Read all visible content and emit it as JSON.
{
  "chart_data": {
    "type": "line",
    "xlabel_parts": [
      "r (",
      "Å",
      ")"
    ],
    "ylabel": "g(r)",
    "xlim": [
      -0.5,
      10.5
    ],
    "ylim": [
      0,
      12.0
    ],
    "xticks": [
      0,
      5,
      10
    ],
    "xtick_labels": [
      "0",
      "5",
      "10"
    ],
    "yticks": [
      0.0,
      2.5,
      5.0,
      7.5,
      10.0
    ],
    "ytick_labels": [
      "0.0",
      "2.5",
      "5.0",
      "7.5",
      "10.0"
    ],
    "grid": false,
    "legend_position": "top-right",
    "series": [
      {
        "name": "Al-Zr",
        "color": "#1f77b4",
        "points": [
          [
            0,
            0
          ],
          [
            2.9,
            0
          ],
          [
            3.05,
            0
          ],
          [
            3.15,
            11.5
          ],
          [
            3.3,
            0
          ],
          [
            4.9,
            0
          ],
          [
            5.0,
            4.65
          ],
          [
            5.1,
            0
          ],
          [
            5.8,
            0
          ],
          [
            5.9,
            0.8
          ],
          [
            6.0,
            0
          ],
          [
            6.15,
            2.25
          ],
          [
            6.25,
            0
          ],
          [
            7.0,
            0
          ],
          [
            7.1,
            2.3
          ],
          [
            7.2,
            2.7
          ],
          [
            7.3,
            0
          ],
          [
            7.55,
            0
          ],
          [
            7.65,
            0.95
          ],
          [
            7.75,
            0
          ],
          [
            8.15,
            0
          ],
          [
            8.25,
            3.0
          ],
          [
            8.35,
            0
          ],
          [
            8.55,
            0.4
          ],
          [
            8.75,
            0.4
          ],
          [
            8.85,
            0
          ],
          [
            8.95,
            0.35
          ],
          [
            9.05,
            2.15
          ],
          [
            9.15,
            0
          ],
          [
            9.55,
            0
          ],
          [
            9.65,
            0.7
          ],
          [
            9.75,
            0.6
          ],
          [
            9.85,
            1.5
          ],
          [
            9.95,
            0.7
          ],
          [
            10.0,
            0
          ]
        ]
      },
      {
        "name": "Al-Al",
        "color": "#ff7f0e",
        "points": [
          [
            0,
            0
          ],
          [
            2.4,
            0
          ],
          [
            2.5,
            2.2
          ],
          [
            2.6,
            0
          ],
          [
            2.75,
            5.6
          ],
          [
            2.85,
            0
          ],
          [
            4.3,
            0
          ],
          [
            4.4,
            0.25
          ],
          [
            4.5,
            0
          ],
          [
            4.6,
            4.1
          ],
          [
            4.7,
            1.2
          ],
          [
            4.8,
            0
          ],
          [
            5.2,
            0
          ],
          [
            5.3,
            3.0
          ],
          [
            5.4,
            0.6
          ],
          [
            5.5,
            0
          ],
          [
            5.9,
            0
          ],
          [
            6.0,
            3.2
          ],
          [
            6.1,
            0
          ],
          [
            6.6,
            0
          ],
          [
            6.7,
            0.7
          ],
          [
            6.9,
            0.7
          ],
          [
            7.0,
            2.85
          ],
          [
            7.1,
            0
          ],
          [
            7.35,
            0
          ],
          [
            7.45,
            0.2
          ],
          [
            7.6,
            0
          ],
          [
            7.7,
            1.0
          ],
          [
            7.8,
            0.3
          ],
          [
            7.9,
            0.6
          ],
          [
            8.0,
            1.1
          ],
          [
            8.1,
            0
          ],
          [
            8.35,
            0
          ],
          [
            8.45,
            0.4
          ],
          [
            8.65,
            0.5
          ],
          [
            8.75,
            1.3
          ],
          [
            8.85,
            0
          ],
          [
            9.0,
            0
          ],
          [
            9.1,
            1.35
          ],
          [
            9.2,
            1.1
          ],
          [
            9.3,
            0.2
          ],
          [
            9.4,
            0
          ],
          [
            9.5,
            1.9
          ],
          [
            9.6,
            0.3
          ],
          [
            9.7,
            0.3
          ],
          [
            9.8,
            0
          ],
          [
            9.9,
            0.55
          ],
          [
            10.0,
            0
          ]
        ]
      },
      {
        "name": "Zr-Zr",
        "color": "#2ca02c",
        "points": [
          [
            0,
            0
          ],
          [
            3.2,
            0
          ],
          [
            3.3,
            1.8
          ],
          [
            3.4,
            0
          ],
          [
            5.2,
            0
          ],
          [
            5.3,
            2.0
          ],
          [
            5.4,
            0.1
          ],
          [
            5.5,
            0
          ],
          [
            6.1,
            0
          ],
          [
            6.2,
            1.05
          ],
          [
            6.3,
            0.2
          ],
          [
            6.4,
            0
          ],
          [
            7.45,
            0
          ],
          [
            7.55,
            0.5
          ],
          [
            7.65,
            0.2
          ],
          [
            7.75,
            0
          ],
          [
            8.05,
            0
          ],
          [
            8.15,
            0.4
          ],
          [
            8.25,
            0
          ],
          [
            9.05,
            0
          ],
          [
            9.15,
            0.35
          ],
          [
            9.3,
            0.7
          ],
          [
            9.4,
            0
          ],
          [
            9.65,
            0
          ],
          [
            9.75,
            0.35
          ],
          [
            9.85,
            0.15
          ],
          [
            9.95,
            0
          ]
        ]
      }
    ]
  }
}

--------------------

# The exercise
Copy every line of the data that holds the string "color".

# Finished exercise
        "color": "#1f77b4",
        "color": "#ff7f0e",
        "color": "#2ca02c",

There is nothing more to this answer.